Region and label listings
#####

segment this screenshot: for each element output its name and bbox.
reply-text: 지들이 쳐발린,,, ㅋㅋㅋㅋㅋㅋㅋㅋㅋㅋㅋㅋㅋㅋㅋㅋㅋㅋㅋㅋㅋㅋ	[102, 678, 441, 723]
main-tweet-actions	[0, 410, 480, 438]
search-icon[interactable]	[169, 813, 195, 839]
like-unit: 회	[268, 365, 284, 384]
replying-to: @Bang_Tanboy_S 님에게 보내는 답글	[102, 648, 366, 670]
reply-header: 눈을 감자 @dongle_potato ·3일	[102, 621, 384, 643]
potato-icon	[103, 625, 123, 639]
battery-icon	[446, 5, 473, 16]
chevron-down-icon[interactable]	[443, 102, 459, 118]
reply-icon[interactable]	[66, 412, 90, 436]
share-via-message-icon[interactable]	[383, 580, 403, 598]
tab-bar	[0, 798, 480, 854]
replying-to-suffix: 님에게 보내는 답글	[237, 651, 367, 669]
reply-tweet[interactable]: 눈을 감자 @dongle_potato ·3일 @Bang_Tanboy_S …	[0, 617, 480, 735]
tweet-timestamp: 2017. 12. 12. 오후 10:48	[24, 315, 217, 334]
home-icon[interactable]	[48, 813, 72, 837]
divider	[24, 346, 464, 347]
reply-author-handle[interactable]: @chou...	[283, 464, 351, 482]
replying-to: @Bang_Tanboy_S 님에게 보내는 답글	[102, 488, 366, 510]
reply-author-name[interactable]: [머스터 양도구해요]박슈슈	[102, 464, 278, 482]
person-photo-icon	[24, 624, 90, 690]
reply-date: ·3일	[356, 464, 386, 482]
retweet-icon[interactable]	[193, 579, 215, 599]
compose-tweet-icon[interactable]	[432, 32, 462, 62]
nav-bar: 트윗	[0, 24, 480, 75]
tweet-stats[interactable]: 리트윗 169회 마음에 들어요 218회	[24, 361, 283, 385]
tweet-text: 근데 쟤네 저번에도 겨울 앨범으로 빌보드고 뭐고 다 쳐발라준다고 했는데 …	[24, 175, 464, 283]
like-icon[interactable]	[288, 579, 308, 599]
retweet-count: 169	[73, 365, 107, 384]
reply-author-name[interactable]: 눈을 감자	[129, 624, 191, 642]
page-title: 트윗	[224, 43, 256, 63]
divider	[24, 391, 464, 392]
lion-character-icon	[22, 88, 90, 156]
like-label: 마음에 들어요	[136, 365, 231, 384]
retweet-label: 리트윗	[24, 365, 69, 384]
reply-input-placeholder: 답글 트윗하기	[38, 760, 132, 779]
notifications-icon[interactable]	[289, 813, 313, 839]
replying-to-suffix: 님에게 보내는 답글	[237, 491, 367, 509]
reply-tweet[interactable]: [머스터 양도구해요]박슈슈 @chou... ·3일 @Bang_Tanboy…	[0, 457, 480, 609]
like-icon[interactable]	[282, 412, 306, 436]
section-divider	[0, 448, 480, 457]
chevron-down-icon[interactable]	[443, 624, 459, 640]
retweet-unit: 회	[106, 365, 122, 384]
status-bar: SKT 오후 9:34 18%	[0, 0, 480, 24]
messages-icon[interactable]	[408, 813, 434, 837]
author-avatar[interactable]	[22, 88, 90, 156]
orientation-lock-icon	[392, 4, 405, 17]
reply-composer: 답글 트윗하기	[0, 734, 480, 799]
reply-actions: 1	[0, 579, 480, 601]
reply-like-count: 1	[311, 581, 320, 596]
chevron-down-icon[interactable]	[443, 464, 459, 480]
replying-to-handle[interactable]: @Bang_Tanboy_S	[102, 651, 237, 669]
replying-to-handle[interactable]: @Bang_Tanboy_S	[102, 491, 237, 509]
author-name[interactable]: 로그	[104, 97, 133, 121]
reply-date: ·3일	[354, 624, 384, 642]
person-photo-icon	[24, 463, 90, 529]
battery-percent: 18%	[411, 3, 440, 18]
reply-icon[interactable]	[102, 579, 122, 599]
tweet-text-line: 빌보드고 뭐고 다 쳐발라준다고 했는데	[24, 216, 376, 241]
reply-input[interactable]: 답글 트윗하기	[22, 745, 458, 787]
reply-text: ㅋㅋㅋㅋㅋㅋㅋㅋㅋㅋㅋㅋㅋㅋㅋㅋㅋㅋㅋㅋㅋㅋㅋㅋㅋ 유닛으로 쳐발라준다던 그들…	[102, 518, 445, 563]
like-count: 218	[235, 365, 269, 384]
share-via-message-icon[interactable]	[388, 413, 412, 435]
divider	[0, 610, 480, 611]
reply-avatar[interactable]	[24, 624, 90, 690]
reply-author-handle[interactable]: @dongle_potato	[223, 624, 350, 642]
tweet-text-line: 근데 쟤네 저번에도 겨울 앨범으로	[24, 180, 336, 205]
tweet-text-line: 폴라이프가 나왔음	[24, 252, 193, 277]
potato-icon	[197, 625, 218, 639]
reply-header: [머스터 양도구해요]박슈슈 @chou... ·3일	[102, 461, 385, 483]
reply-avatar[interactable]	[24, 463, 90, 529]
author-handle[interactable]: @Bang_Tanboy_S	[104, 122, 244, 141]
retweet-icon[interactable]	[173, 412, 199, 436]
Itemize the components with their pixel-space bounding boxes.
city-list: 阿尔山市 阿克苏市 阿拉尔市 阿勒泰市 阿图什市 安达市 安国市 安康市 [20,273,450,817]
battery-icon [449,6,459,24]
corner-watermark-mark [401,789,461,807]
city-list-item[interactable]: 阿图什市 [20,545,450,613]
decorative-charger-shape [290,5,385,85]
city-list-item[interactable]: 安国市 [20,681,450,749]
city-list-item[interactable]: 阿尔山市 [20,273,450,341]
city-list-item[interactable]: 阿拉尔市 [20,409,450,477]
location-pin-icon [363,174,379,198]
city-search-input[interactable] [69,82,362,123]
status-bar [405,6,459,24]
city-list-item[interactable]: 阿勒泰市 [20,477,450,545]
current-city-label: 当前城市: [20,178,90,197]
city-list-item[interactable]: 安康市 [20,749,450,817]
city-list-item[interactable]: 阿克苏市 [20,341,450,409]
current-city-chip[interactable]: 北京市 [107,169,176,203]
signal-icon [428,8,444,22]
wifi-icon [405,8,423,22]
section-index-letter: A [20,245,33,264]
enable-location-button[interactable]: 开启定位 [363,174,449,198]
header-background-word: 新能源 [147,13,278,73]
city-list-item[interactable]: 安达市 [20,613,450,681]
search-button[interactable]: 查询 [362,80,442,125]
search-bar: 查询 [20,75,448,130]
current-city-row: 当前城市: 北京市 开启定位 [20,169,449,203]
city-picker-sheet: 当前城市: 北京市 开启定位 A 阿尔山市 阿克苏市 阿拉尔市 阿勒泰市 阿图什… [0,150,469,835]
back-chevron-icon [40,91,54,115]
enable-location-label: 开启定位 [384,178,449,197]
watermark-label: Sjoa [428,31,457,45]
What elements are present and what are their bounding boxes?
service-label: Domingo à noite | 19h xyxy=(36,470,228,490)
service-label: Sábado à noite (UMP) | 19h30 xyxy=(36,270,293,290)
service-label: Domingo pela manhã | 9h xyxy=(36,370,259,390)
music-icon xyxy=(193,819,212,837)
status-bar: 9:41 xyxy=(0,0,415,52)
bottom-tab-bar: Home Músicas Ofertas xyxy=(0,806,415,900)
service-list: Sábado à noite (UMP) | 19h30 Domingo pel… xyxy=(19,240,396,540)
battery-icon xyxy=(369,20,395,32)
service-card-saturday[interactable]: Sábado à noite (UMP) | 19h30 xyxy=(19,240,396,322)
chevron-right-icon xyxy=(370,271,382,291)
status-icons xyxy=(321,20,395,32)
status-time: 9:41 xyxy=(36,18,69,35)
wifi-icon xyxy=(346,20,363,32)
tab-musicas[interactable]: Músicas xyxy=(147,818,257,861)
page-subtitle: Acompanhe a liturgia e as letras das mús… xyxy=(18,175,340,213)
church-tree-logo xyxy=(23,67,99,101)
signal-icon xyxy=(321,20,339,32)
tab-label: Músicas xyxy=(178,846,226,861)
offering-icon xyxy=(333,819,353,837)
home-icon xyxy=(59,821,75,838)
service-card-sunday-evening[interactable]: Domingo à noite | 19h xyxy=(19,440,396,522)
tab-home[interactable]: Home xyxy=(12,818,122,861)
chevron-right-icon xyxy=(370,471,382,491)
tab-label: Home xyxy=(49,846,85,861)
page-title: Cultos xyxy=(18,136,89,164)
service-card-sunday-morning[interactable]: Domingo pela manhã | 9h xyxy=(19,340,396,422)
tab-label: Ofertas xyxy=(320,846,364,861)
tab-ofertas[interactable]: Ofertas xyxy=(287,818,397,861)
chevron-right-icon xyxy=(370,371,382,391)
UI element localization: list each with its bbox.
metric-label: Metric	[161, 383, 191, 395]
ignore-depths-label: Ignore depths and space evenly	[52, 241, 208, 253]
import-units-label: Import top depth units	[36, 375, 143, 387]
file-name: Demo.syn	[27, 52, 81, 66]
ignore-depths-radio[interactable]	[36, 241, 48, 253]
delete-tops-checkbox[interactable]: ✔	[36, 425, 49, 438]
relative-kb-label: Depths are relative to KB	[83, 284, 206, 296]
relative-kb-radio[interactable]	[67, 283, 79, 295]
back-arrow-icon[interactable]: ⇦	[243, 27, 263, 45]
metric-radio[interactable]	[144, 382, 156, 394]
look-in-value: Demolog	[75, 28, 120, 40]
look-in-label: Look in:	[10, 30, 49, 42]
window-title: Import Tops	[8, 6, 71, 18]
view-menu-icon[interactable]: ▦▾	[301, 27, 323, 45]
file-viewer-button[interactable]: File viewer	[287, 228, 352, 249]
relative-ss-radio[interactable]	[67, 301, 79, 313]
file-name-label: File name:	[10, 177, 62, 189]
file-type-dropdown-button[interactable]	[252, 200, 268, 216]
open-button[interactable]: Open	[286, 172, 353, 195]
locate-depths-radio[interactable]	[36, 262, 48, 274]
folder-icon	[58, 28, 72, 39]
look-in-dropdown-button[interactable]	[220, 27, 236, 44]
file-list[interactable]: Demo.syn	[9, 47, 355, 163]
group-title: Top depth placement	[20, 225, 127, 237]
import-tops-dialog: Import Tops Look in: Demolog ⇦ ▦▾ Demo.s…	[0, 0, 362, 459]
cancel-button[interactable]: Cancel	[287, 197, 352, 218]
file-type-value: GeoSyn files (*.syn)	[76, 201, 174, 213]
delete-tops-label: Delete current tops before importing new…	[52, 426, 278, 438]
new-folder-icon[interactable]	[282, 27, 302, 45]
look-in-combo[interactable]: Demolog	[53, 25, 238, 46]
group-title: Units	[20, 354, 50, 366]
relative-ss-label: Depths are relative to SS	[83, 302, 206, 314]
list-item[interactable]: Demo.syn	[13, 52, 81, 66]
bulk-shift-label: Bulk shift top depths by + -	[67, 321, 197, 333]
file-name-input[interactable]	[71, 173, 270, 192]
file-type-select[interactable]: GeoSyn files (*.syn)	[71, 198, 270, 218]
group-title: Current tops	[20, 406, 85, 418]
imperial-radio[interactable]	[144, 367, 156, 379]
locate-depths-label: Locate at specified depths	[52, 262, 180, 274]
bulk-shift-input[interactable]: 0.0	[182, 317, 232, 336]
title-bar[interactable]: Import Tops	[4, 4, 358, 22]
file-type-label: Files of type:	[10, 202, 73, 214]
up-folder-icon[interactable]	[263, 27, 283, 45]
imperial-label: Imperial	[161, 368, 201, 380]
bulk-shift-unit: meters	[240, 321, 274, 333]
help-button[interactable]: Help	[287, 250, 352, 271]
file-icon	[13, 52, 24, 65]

#####

## THE REQUEST
Filter the records above, keeping every line that contains the string "阿尔山市", and copy each such line in full.

## FINISHED TASK
city-list: 阿尔山市 阿克苏市 阿拉尔市 阿勒泰市 阿图什市 安达市 安国市 安康市 [20,273,450,817]
city-list-item[interactable]: 阿尔山市 [20,273,450,341]
city-picker-sheet: 当前城市: 北京市 开启定位 A 阿尔山市 阿克苏市 阿拉尔市 阿勒泰市 阿图什… [0,150,469,835]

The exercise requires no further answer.